§ Problem requirements:
Print the entries in full, word for word, but not the pictures.

(Data items)
━━━━━━━━━━
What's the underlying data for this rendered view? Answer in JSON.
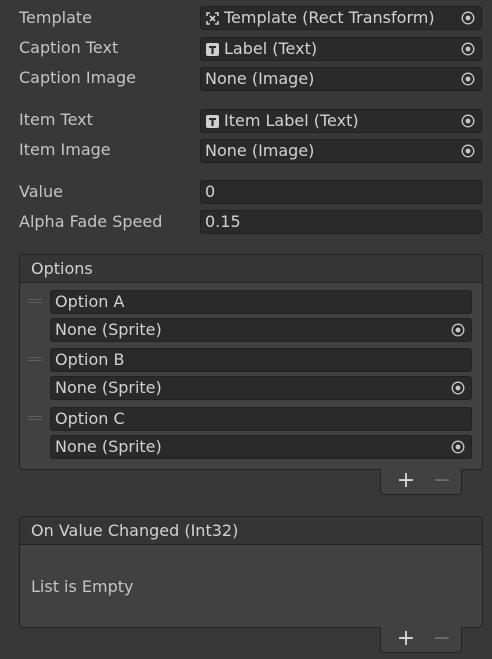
{
  "fields": {
    "template": {
      "label": "Template",
      "value": "Template (Rect Transform)",
      "icon": "rect-transform-icon"
    },
    "caption_text": {
      "label": "Caption Text",
      "value": "Label (Text)",
      "icon": "text-component-icon"
    },
    "caption_image": {
      "label": "Caption Image",
      "value": "None (Image)"
    },
    "item_text": {
      "label": "Item Text",
      "value": "Item Label (Text)",
      "icon": "text-component-icon"
    },
    "item_image": {
      "label": "Item Image",
      "value": "None (Image)"
    },
    "value": {
      "label": "Value",
      "value": "0"
    },
    "alpha_fade_speed": {
      "label": "Alpha Fade Speed",
      "value": "0.15"
    }
  },
  "options": {
    "title": "Options",
    "items": [
      {
        "text": "Option A",
        "sprite": "None (Sprite)"
      },
      {
        "text": "Option B",
        "sprite": "None (Sprite)"
      },
      {
        "text": "Option C",
        "sprite": "None (Sprite)"
      }
    ],
    "add_label": "+",
    "remove_label": "−"
  },
  "on_value_changed": {
    "title": "On Value Changed (Int32)",
    "empty_text": "List is Empty",
    "add_label": "+",
    "remove_label": "−"
  },
  "colors": {
    "background": "#383838",
    "field": "#2a2a2a",
    "text": "#c4c4c4"
  }
}
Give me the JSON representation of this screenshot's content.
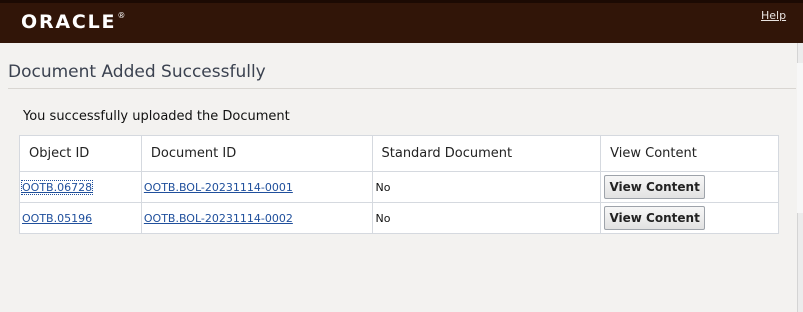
{
  "header": {
    "logo_text": "ORACLE",
    "logo_mark": "®",
    "help_label": "Help",
    "colors": {
      "bar": "#311508",
      "text": "#ffffff"
    }
  },
  "page": {
    "title": "Document Added Successfully",
    "message": "You successfully uploaded the Document"
  },
  "table": {
    "columns": [
      "Object ID",
      "Document ID",
      "Standard Document",
      "View Content"
    ],
    "rows": [
      {
        "object_id": "OOTB.06728",
        "document_id": "OOTB.BOL-20231114-0001",
        "standard_document": "No",
        "button_label": "View Content"
      },
      {
        "object_id": "OOTB.05196",
        "document_id": "OOTB.BOL-20231114-0002",
        "standard_document": "No",
        "button_label": "View Content"
      }
    ]
  },
  "colors": {
    "link": "#1f4f9c",
    "title": "#3b4250",
    "background": "#f3f2f0"
  }
}
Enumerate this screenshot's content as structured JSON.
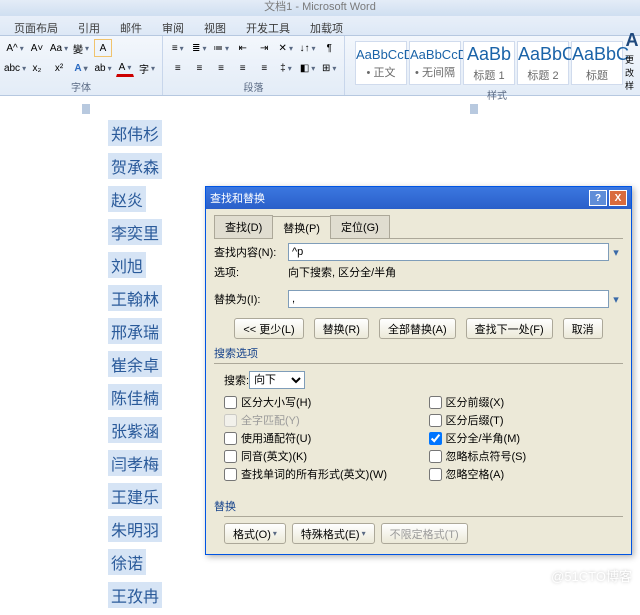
{
  "app": {
    "title": "文档1 - Microsoft Word"
  },
  "ribbon": {
    "tabs": [
      "页面布局",
      "引用",
      "邮件",
      "审阅",
      "视图",
      "开发工具",
      "加载项"
    ],
    "group_font": "字体",
    "group_para": "段落",
    "group_styles": "样式",
    "change_styles": "更改样",
    "styles": [
      {
        "prev": "AaBbCcDd",
        "name": "• 正文"
      },
      {
        "prev": "AaBbCcDd",
        "name": "• 无间隔"
      },
      {
        "prev": "AaBb",
        "name": "标题 1"
      },
      {
        "prev": "AaBbC",
        "name": "标题 2"
      },
      {
        "prev": "AaBbC",
        "name": "标题"
      }
    ]
  },
  "document": {
    "names": [
      "郑伟杉",
      "贺承森",
      "赵炎",
      "李奕里",
      "刘旭",
      "王翰林",
      "邢承瑞",
      "崔余卓",
      "陈佳楠",
      "张紫涵",
      "闫孝梅",
      "王建乐",
      "朱明羽",
      "徐诺",
      "王孜冉"
    ]
  },
  "dialog": {
    "title": "查找和替换",
    "tabs": {
      "find": "查找(D)",
      "replace": "替换(P)",
      "goto": "定位(G)"
    },
    "find_label": "查找内容(N):",
    "find_value": "^p",
    "options_label": "选项:",
    "options_value": "向下搜索, 区分全/半角",
    "replace_label": "替换为(I):",
    "replace_value": ",",
    "btn_less": "<< 更少(L)",
    "btn_replace": "替换(R)",
    "btn_replace_all": "全部替换(A)",
    "btn_find_next": "查找下一处(F)",
    "btn_cancel": "取消",
    "search_options_header": "搜索选项",
    "search_label": "搜索:",
    "search_dir": "向下",
    "opts_left": [
      {
        "label": "区分大小写(H)",
        "checked": false,
        "disabled": false
      },
      {
        "label": "全字匹配(Y)",
        "checked": false,
        "disabled": true
      },
      {
        "label": "使用通配符(U)",
        "checked": false,
        "disabled": false
      },
      {
        "label": "同音(英文)(K)",
        "checked": false,
        "disabled": false
      },
      {
        "label": "查找单词的所有形式(英文)(W)",
        "checked": false,
        "disabled": false
      }
    ],
    "opts_right": [
      {
        "label": "区分前缀(X)",
        "checked": false
      },
      {
        "label": "区分后缀(T)",
        "checked": false
      },
      {
        "label": "区分全/半角(M)",
        "checked": true
      },
      {
        "label": "忽略标点符号(S)",
        "checked": false
      },
      {
        "label": "忽略空格(A)",
        "checked": false
      }
    ],
    "replace_header": "替换",
    "btn_format": "格式(O)",
    "btn_special": "特殊格式(E)",
    "btn_noformat": "不限定格式(T)"
  },
  "watermark": "@51CTO博客"
}
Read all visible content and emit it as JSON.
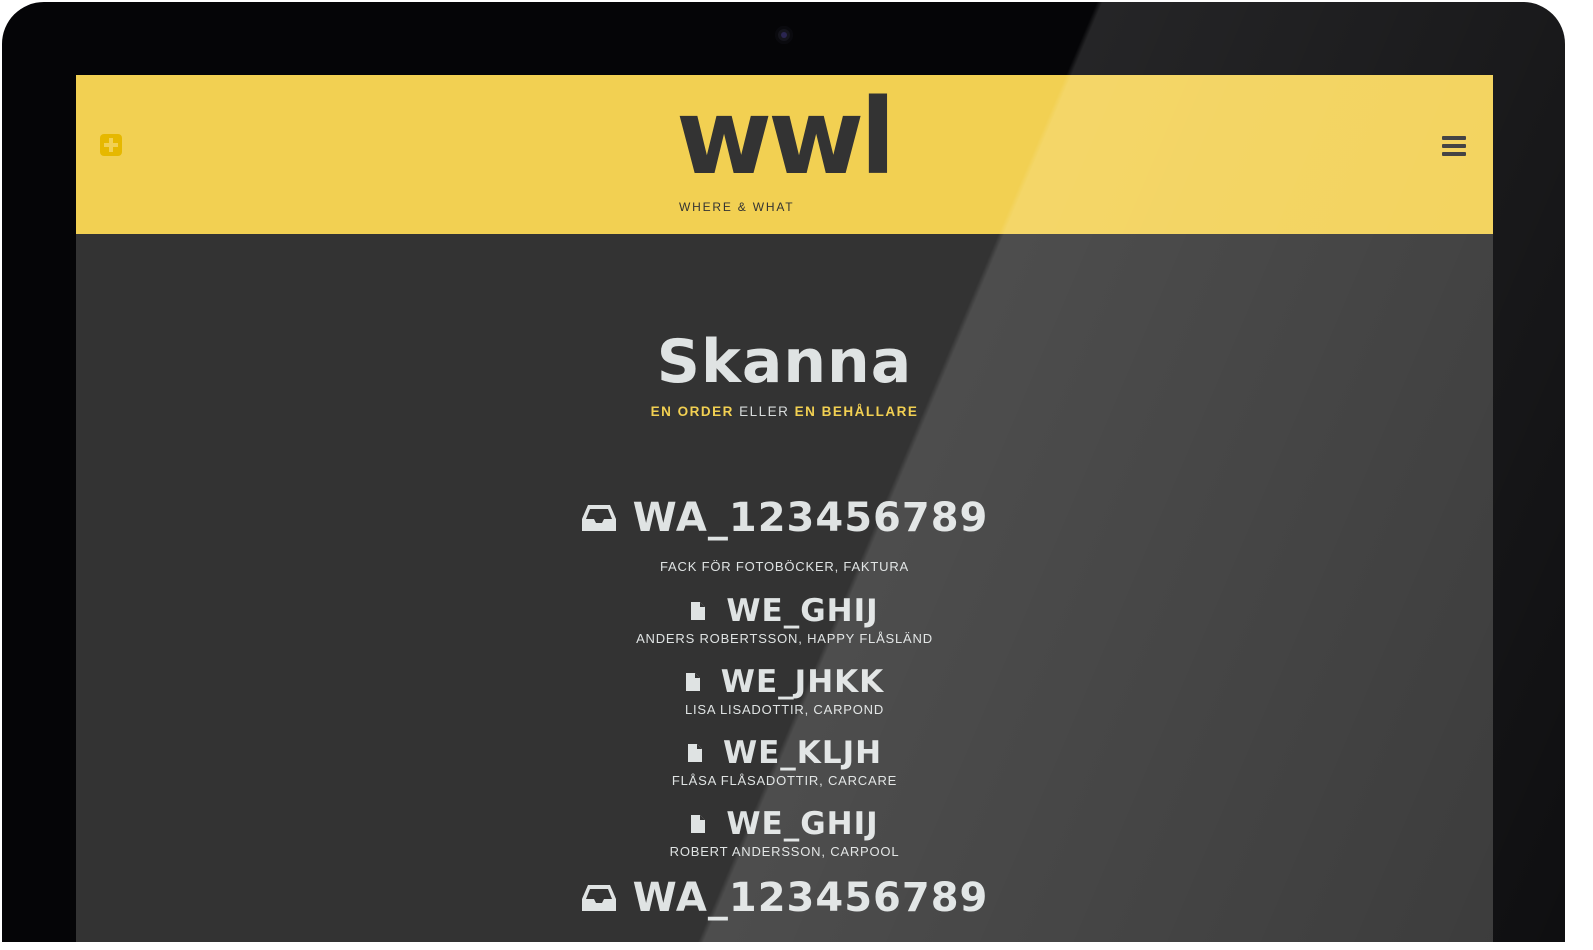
{
  "header": {
    "logo": "wwl",
    "tagline": "WHERE & WHAT"
  },
  "main": {
    "title": "Skanna",
    "subtitle": {
      "part1": "EN ORDER",
      "part2": " ELLER ",
      "part3": "EN BEHÅLLARE"
    },
    "items": [
      {
        "type": "container",
        "icon": "inbox-icon",
        "code": "WA_123456789",
        "desc": "FACK FÖR FOTOBÖCKER, FAKTURA"
      },
      {
        "type": "order",
        "icon": "document-icon",
        "code": "WE_GHIJ",
        "desc": "ANDERS ROBERTSSON, HAPPY FLÅSLÄND"
      },
      {
        "type": "order",
        "icon": "document-icon",
        "code": "WE_JHKK",
        "desc": "LISA LISADOTTIR, CARPOND"
      },
      {
        "type": "order",
        "icon": "document-icon",
        "code": "WE_KLJH",
        "desc": "FLÅSA FLÅSADOTTIR, CARCARE"
      },
      {
        "type": "order",
        "icon": "document-icon",
        "code": "WE_GHIJ",
        "desc": "ROBERT ANDERSSON, CARPOOL"
      },
      {
        "type": "container",
        "icon": "inbox-icon",
        "code": "WA_123456789",
        "desc": ""
      }
    ]
  },
  "colors": {
    "header_bg": "#f2d052",
    "body_bg": "#333333",
    "accent": "#f2d052",
    "text": "#dfe3e3"
  }
}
━━━━━━━━━━
§ Result of the task:
What's the underlying data for this rendered view? Answer in JSON.
{
  "fields": {
    "template": {
      "label": "Template",
      "value": "Template (Rect Transform)",
      "icon": "rect-transform-icon"
    },
    "caption_text": {
      "label": "Caption Text",
      "value": "Label (Text)",
      "icon": "text-component-icon"
    },
    "caption_image": {
      "label": "Caption Image",
      "value": "None (Image)"
    },
    "item_text": {
      "label": "Item Text",
      "value": "Item Label (Text)",
      "icon": "text-component-icon"
    },
    "item_image": {
      "label": "Item Image",
      "value": "None (Image)"
    },
    "value": {
      "label": "Value",
      "value": "0"
    },
    "alpha_fade_speed": {
      "label": "Alpha Fade Speed",
      "value": "0.15"
    }
  },
  "options": {
    "title": "Options",
    "items": [
      {
        "text": "Option A",
        "sprite": "None (Sprite)"
      },
      {
        "text": "Option B",
        "sprite": "None (Sprite)"
      },
      {
        "text": "Option C",
        "sprite": "None (Sprite)"
      }
    ],
    "add_label": "+",
    "remove_label": "−"
  },
  "on_value_changed": {
    "title": "On Value Changed (Int32)",
    "empty_text": "List is Empty",
    "add_label": "+",
    "remove_label": "−"
  },
  "colors": {
    "background": "#383838",
    "field": "#2a2a2a",
    "text": "#c4c4c4"
  }
}
Give me the JSON representation of this screenshot's content.
{
  "header": {
    "logo_text": "ORACLE",
    "logo_mark": "®",
    "help_label": "Help",
    "colors": {
      "bar": "#311508",
      "text": "#ffffff"
    }
  },
  "page": {
    "title": "Document Added Successfully",
    "message": "You successfully uploaded the Document"
  },
  "table": {
    "columns": [
      "Object ID",
      "Document ID",
      "Standard Document",
      "View Content"
    ],
    "rows": [
      {
        "object_id": "OOTB.06728",
        "document_id": "OOTB.BOL-20231114-0001",
        "standard_document": "No",
        "button_label": "View Content"
      },
      {
        "object_id": "OOTB.05196",
        "document_id": "OOTB.BOL-20231114-0002",
        "standard_document": "No",
        "button_label": "View Content"
      }
    ]
  },
  "colors": {
    "link": "#1f4f9c",
    "title": "#3b4250",
    "background": "#f3f2f0"
  }
}
Enumerate this screenshot's content as structured JSON.
{
  "app": {
    "title": "文档1 - Microsoft Word"
  },
  "ribbon": {
    "tabs": [
      "页面布局",
      "引用",
      "邮件",
      "审阅",
      "视图",
      "开发工具",
      "加载项"
    ],
    "group_font": "字体",
    "group_para": "段落",
    "group_styles": "样式",
    "change_styles": "更改样",
    "styles": [
      {
        "prev": "AaBbCcDd",
        "name": "• 正文"
      },
      {
        "prev": "AaBbCcDd",
        "name": "• 无间隔"
      },
      {
        "prev": "AaBb",
        "name": "标题 1"
      },
      {
        "prev": "AaBbC",
        "name": "标题 2"
      },
      {
        "prev": "AaBbC",
        "name": "标题"
      }
    ]
  },
  "document": {
    "names": [
      "郑伟杉",
      "贺承森",
      "赵炎",
      "李奕里",
      "刘旭",
      "王翰林",
      "邢承瑞",
      "崔余卓",
      "陈佳楠",
      "张紫涵",
      "闫孝梅",
      "王建乐",
      "朱明羽",
      "徐诺",
      "王孜冉"
    ]
  },
  "dialog": {
    "title": "查找和替换",
    "tabs": {
      "find": "查找(D)",
      "replace": "替换(P)",
      "goto": "定位(G)"
    },
    "find_label": "查找内容(N):",
    "find_value": "^p",
    "options_label": "选项:",
    "options_value": "向下搜索, 区分全/半角",
    "replace_label": "替换为(I):",
    "replace_value": ",",
    "btn_less": "<< 更少(L)",
    "btn_replace": "替换(R)",
    "btn_replace_all": "全部替换(A)",
    "btn_find_next": "查找下一处(F)",
    "btn_cancel": "取消",
    "search_options_header": "搜索选项",
    "search_label": "搜索:",
    "search_dir": "向下",
    "opts_left": [
      {
        "label": "区分大小写(H)",
        "checked": false,
        "disabled": false
      },
      {
        "label": "全字匹配(Y)",
        "checked": false,
        "disabled": true
      },
      {
        "label": "使用通配符(U)",
        "checked": false,
        "disabled": false
      },
      {
        "label": "同音(英文)(K)",
        "checked": false,
        "disabled": false
      },
      {
        "label": "查找单词的所有形式(英文)(W)",
        "checked": false,
        "disabled": false
      }
    ],
    "opts_right": [
      {
        "label": "区分前缀(X)",
        "checked": false
      },
      {
        "label": "区分后缀(T)",
        "checked": false
      },
      {
        "label": "区分全/半角(M)",
        "checked": true
      },
      {
        "label": "忽略标点符号(S)",
        "checked": false
      },
      {
        "label": "忽略空格(A)",
        "checked": false
      }
    ],
    "replace_header": "替换",
    "btn_format": "格式(O)",
    "btn_special": "特殊格式(E)",
    "btn_noformat": "不限定格式(T)"
  },
  "watermark": "@51CTO博客"
}
Read all visible content and emit it as JSON.
{
  "header": {
    "logo": "wwl",
    "tagline": "WHERE & WHAT"
  },
  "main": {
    "title": "Skanna",
    "subtitle": {
      "part1": "EN ORDER",
      "part2": " ELLER ",
      "part3": "EN BEHÅLLARE"
    },
    "items": [
      {
        "type": "container",
        "icon": "inbox-icon",
        "code": "WA_123456789",
        "desc": "FACK FÖR FOTOBÖCKER, FAKTURA"
      },
      {
        "type": "order",
        "icon": "document-icon",
        "code": "WE_GHIJ",
        "desc": "ANDERS ROBERTSSON, HAPPY FLÅSLÄND"
      },
      {
        "type": "order",
        "icon": "document-icon",
        "code": "WE_JHKK",
        "desc": "LISA LISADOTTIR, CARPOND"
      },
      {
        "type": "order",
        "icon": "document-icon",
        "code": "WE_KLJH",
        "desc": "FLÅSA FLÅSADOTTIR, CARCARE"
      },
      {
        "type": "order",
        "icon": "document-icon",
        "code": "WE_GHIJ",
        "desc": "ROBERT ANDERSSON, CARPOOL"
      },
      {
        "type": "container",
        "icon": "inbox-icon",
        "code": "WA_123456789",
        "desc": ""
      }
    ]
  },
  "colors": {
    "header_bg": "#f2d052",
    "body_bg": "#333333",
    "accent": "#f2d052",
    "text": "#dfe3e3"
  }
}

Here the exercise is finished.